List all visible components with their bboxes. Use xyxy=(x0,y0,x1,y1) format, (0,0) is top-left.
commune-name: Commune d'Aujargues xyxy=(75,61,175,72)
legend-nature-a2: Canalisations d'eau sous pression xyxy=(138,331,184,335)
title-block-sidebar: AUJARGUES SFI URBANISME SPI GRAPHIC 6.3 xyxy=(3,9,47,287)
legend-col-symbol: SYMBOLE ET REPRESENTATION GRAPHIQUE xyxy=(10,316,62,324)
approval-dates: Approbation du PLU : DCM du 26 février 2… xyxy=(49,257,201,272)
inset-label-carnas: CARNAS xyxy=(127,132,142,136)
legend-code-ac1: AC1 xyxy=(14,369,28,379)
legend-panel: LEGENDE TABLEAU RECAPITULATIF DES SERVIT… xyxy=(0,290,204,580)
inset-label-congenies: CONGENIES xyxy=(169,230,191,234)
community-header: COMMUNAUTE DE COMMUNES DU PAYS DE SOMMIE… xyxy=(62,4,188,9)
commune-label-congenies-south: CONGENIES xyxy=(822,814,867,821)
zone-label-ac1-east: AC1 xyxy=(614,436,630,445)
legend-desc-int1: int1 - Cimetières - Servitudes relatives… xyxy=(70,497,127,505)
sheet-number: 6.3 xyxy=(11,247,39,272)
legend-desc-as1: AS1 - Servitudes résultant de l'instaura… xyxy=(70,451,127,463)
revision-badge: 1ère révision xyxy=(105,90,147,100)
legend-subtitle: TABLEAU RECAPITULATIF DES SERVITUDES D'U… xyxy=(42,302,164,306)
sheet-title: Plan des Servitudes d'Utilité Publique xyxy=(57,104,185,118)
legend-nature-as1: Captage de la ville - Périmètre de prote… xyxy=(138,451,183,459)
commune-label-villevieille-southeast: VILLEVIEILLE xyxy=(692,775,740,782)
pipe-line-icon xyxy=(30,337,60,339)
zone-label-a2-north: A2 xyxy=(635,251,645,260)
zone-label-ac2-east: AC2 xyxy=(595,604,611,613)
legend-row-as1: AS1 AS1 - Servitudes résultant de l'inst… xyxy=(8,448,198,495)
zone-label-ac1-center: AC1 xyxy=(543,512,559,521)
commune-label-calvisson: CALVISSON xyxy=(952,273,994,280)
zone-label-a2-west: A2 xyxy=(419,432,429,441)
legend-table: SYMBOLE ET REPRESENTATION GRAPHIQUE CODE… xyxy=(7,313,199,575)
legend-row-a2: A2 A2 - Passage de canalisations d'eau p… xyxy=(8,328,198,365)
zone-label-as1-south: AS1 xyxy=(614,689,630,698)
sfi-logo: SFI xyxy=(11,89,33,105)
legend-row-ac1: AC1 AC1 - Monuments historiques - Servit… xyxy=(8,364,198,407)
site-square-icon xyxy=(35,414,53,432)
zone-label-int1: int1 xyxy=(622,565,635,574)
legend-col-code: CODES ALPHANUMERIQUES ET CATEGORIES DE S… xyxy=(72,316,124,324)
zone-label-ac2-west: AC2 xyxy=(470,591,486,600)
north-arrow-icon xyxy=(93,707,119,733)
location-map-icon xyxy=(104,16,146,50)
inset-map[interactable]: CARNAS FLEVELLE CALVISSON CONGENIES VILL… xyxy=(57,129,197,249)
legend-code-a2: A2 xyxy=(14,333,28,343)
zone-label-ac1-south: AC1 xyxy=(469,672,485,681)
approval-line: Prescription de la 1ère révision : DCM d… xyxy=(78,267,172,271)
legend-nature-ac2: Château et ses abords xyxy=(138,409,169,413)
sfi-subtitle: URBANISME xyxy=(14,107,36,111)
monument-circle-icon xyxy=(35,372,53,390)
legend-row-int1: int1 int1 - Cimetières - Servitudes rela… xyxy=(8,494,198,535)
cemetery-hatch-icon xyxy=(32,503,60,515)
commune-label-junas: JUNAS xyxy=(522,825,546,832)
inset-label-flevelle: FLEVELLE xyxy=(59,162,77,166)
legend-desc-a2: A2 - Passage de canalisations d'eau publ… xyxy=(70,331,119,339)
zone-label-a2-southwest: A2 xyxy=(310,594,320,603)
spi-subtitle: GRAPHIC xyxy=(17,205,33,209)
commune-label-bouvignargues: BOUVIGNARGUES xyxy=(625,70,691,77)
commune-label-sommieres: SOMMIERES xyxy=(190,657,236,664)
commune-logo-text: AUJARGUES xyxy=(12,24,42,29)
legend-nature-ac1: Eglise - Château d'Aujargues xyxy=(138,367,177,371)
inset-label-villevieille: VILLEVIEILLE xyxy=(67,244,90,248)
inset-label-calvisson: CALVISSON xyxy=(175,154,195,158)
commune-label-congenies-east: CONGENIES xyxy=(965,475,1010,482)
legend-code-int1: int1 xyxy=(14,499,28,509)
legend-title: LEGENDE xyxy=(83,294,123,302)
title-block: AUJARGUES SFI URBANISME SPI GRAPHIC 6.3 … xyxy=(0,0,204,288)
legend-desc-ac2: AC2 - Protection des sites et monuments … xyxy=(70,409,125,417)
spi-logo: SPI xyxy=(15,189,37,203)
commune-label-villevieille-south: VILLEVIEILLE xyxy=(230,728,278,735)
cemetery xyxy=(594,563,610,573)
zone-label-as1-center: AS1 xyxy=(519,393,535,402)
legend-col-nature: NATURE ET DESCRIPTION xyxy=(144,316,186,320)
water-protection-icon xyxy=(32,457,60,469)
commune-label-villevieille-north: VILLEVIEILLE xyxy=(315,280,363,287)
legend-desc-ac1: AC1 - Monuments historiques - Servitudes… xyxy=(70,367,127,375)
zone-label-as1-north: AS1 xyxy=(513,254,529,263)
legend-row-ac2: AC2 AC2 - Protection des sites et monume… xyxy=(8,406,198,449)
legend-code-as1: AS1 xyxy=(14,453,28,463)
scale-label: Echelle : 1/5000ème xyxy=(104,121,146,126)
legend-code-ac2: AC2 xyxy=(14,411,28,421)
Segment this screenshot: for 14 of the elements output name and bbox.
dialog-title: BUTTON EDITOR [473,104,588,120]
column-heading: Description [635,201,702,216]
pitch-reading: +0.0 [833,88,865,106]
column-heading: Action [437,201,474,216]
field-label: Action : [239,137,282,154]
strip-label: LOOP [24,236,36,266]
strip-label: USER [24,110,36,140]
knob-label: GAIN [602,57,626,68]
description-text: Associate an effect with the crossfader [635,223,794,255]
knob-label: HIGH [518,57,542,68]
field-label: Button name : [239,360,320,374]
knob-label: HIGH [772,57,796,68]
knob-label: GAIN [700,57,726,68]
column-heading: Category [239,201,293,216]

* * * *

Instructions for the task
Tally the lines in the entries above that contain the string "URBANISME". Give only the number.

Task response
3